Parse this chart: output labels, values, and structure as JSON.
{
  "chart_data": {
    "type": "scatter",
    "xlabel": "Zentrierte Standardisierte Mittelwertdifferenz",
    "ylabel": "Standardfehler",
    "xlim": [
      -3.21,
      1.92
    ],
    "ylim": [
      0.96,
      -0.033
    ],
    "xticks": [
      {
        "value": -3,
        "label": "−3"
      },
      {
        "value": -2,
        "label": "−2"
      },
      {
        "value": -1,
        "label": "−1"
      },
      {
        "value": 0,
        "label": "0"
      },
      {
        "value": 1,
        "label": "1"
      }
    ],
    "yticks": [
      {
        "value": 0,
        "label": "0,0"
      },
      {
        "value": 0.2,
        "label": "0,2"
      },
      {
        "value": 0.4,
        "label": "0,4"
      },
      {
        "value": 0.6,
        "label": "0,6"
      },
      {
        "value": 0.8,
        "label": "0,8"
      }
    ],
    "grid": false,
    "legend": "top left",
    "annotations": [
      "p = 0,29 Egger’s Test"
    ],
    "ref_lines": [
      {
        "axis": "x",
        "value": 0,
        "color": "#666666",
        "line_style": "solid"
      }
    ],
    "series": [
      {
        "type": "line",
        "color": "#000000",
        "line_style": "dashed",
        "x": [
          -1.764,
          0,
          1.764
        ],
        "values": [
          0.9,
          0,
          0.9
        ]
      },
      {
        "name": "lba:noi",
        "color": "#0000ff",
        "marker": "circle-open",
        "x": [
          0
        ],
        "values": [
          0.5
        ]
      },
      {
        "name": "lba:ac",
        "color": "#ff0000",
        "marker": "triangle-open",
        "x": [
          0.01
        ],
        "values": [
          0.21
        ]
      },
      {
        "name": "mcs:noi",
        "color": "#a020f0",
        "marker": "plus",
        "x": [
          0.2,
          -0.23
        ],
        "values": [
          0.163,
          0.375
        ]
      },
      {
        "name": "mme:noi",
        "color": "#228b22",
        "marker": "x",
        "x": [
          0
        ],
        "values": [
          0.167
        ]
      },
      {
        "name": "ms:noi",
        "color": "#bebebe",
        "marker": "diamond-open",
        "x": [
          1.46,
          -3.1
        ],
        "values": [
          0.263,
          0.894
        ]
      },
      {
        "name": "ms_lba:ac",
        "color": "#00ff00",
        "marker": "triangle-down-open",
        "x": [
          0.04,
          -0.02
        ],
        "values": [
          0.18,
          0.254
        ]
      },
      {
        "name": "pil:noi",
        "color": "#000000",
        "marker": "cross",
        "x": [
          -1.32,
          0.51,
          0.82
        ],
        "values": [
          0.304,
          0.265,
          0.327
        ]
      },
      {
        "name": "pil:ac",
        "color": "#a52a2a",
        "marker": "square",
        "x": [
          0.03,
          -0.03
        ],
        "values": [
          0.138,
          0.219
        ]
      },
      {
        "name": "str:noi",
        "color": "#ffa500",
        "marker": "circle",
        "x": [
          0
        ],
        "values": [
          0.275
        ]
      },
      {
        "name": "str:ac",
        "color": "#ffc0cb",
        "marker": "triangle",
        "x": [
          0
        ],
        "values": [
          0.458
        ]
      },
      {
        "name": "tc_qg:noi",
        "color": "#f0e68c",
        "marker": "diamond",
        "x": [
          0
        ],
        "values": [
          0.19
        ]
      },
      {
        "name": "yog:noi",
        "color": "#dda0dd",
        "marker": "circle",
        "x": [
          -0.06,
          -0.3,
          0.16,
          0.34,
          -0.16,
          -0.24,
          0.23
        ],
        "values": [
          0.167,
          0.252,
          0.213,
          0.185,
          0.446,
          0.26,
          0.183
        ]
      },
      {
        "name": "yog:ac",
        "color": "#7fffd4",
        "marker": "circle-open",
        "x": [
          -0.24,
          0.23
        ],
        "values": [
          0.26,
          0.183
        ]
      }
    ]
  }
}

◇ ◇ ◇ ◇ ◇

All of the entries above must be quoted exactly.

Parse this chart: output labels, values, and structure as JSON.
{
  "chart_data": {
    "type": "scatter",
    "xlabel": "Zentrierte Standardisierte Mittelwertdifferenz",
    "ylabel": "Standardfehler",
    "xlim": [
      -3.21,
      1.92
    ],
    "ylim": [
      0.96,
      -0.033
    ],
    "xticks": [
      {
        "value": -3,
        "label": "−3"
      },
      {
        "value": -2,
        "label": "−2"
      },
      {
        "value": -1,
        "label": "−1"
      },
      {
        "value": 0,
        "label": "0"
      },
      {
        "value": 1,
        "label": "1"
      }
    ],
    "yticks": [
      {
        "value": 0,
        "label": "0,0"
      },
      {
        "value": 0.2,
        "label": "0,2"
      },
      {
        "value": 0.4,
        "label": "0,4"
      },
      {
        "value": 0.6,
        "label": "0,6"
      },
      {
        "value": 0.8,
        "label": "0,8"
      }
    ],
    "grid": false,
    "legend": "top left",
    "annotations": [
      "p = 0,29 Egger’s Test"
    ],
    "ref_lines": [
      {
        "axis": "x",
        "value": 0,
        "color": "#666666",
        "line_style": "solid"
      }
    ],
    "series": [
      {
        "type": "line",
        "color": "#000000",
        "line_style": "dashed",
        "x": [
          -1.764,
          0,
          1.764
        ],
        "values": [
          0.9,
          0,
          0.9
        ]
      },
      {
        "name": "lba:noi",
        "color": "#0000ff",
        "marker": "circle-open",
        "x": [
          0
        ],
        "values": [
          0.5
        ]
      },
      {
        "name": "lba:ac",
        "color": "#ff0000",
        "marker": "triangle-open",
        "x": [
          0.01
        ],
        "values": [
          0.21
        ]
      },
      {
        "name": "mcs:noi",
        "color": "#a020f0",
        "marker": "plus",
        "x": [
          0.2,
          -0.23
        ],
        "values": [
          0.163,
          0.375
        ]
      },
      {
        "name": "mme:noi",
        "color": "#228b22",
        "marker": "x",
        "x": [
          0
        ],
        "values": [
          0.167
        ]
      },
      {
        "name": "ms:noi",
        "color": "#bebebe",
        "marker": "diamond-open",
        "x": [
          1.46,
          -3.1
        ],
        "values": [
          0.263,
          0.894
        ]
      },
      {
        "name": "ms_lba:ac",
        "color": "#00ff00",
        "marker": "triangle-down-open",
        "x": [
          0.04,
          -0.02
        ],
        "values": [
          0.18,
          0.254
        ]
      },
      {
        "name": "pil:noi",
        "color": "#000000",
        "marker": "cross",
        "x": [
          -1.32,
          0.51,
          0.82
        ],
        "values": [
          0.304,
          0.265,
          0.327
        ]
      },
      {
        "name": "pil:ac",
        "color": "#a52a2a",
        "marker": "square",
        "x": [
          0.03,
          -0.03
        ],
        "values": [
          0.138,
          0.219
        ]
      },
      {
        "name": "str:noi",
        "color": "#ffa500",
        "marker": "circle",
        "x": [
          0
        ],
        "values": [
          0.275
        ]
      },
      {
        "name": "str:ac",
        "color": "#ffc0cb",
        "marker": "triangle",
        "x": [
          0
        ],
        "values": [
          0.458
        ]
      },
      {
        "name": "tc_qg:noi",
        "color": "#f0e68c",
        "marker": "diamond",
        "x": [
          0
        ],
        "values": [
          0.19
        ]
      },
      {
        "name": "yog:noi",
        "color": "#dda0dd",
        "marker": "circle",
        "x": [
          -0.06,
          -0.3,
          0.16,
          0.34,
          -0.16,
          -0.24,
          0.23
        ],
        "values": [
          0.167,
          0.252,
          0.213,
          0.185,
          0.446,
          0.26,
          0.183
        ]
      },
      {
        "name": "yog:ac",
        "color": "#7fffd4",
        "marker": "circle-open",
        "x": [
          -0.24,
          0.23
        ],
        "values": [
          0.26,
          0.183
        ]
      }
    ]
  }
}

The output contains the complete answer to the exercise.